▸ WORK REQUIRED: Output all records precisely as written.

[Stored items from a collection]
>>>>>
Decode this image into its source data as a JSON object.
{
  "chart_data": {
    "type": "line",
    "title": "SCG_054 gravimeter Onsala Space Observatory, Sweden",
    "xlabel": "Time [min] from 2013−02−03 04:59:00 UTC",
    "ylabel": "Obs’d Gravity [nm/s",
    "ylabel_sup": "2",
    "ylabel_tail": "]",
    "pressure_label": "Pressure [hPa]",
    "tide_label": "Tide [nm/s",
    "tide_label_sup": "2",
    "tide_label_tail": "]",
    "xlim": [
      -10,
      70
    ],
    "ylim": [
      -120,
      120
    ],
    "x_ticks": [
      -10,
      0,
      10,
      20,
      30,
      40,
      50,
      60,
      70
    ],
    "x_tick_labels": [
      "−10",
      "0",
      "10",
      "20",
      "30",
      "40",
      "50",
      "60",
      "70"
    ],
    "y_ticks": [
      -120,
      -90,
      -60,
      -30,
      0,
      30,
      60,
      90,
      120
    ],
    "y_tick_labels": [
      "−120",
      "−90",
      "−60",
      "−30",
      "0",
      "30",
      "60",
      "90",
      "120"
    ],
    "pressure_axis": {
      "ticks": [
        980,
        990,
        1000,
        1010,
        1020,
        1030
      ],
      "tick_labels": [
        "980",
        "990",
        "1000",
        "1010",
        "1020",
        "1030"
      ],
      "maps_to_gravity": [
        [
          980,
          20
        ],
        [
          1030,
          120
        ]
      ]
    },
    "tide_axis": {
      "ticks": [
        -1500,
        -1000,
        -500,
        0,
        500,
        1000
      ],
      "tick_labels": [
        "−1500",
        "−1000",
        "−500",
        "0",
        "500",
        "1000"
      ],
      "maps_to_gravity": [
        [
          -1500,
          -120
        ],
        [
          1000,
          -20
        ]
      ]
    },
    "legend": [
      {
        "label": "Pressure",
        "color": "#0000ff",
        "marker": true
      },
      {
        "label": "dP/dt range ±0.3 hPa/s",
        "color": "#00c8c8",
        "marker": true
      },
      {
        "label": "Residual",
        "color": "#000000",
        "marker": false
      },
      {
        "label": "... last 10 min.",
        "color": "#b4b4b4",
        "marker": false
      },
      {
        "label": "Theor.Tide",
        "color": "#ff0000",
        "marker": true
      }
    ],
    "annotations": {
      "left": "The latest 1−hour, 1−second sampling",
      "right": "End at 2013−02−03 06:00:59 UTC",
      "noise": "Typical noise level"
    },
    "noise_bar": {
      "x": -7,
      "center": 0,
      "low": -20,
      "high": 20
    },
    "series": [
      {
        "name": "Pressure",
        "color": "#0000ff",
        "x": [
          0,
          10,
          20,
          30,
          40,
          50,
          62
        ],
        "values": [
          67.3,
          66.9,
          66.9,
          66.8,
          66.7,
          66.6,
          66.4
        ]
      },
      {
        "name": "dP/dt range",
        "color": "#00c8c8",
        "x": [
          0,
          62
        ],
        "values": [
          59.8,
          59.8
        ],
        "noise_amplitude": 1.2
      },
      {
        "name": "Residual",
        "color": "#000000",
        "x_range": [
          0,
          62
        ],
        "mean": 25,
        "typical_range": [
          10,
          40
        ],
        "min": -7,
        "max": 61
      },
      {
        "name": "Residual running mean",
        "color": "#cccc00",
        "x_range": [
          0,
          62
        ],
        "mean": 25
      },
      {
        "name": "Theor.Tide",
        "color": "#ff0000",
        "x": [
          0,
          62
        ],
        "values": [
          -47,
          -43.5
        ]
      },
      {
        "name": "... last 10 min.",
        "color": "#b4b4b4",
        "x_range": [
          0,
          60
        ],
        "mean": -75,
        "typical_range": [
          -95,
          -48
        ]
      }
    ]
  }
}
<<<<<
▸ OUTPUT OF THE EXERCISE:
Decode this image into its source data as a JSON object.
{
  "chart_data": {
    "type": "line",
    "title": "SCG_054 gravimeter Onsala Space Observatory, Sweden",
    "xlabel": "Time [min] from 2013−02−03 04:59:00 UTC",
    "ylabel": "Obs’d Gravity [nm/s",
    "ylabel_sup": "2",
    "ylabel_tail": "]",
    "pressure_label": "Pressure [hPa]",
    "tide_label": "Tide [nm/s",
    "tide_label_sup": "2",
    "tide_label_tail": "]",
    "xlim": [
      -10,
      70
    ],
    "ylim": [
      -120,
      120
    ],
    "x_ticks": [
      -10,
      0,
      10,
      20,
      30,
      40,
      50,
      60,
      70
    ],
    "x_tick_labels": [
      "−10",
      "0",
      "10",
      "20",
      "30",
      "40",
      "50",
      "60",
      "70"
    ],
    "y_ticks": [
      -120,
      -90,
      -60,
      -30,
      0,
      30,
      60,
      90,
      120
    ],
    "y_tick_labels": [
      "−120",
      "−90",
      "−60",
      "−30",
      "0",
      "30",
      "60",
      "90",
      "120"
    ],
    "pressure_axis": {
      "ticks": [
        980,
        990,
        1000,
        1010,
        1020,
        1030
      ],
      "tick_labels": [
        "980",
        "990",
        "1000",
        "1010",
        "1020",
        "1030"
      ],
      "maps_to_gravity": [
        [
          980,
          20
        ],
        [
          1030,
          120
        ]
      ]
    },
    "tide_axis": {
      "ticks": [
        -1500,
        -1000,
        -500,
        0,
        500,
        1000
      ],
      "tick_labels": [
        "−1500",
        "−1000",
        "−500",
        "0",
        "500",
        "1000"
      ],
      "maps_to_gravity": [
        [
          -1500,
          -120
        ],
        [
          1000,
          -20
        ]
      ]
    },
    "legend": [
      {
        "label": "Pressure",
        "color": "#0000ff",
        "marker": true
      },
      {
        "label": "dP/dt range ±0.3 hPa/s",
        "color": "#00c8c8",
        "marker": true
      },
      {
        "label": "Residual",
        "color": "#000000",
        "marker": false
      },
      {
        "label": "... last 10 min.",
        "color": "#b4b4b4",
        "marker": false
      },
      {
        "label": "Theor.Tide",
        "color": "#ff0000",
        "marker": true
      }
    ],
    "annotations": {
      "left": "The latest 1−hour, 1−second sampling",
      "right": "End at 2013−02−03 06:00:59 UTC",
      "noise": "Typical noise level"
    },
    "noise_bar": {
      "x": -7,
      "center": 0,
      "low": -20,
      "high": 20
    },
    "series": [
      {
        "name": "Pressure",
        "color": "#0000ff",
        "x": [
          0,
          10,
          20,
          30,
          40,
          50,
          62
        ],
        "values": [
          67.3,
          66.9,
          66.9,
          66.8,
          66.7,
          66.6,
          66.4
        ]
      },
      {
        "name": "dP/dt range",
        "color": "#00c8c8",
        "x": [
          0,
          62
        ],
        "values": [
          59.8,
          59.8
        ],
        "noise_amplitude": 1.2
      },
      {
        "name": "Residual",
        "color": "#000000",
        "x_range": [
          0,
          62
        ],
        "mean": 25,
        "typical_range": [
          10,
          40
        ],
        "min": -7,
        "max": 61
      },
      {
        "name": "Residual running mean",
        "color": "#cccc00",
        "x_range": [
          0,
          62
        ],
        "mean": 25
      },
      {
        "name": "Theor.Tide",
        "color": "#ff0000",
        "x": [
          0,
          62
        ],
        "values": [
          -47,
          -43.5
        ]
      },
      {
        "name": "... last 10 min.",
        "color": "#b4b4b4",
        "x_range": [
          0,
          60
        ],
        "mean": -75,
        "typical_range": [
          -95,
          -48
        ]
      }
    ]
  }
}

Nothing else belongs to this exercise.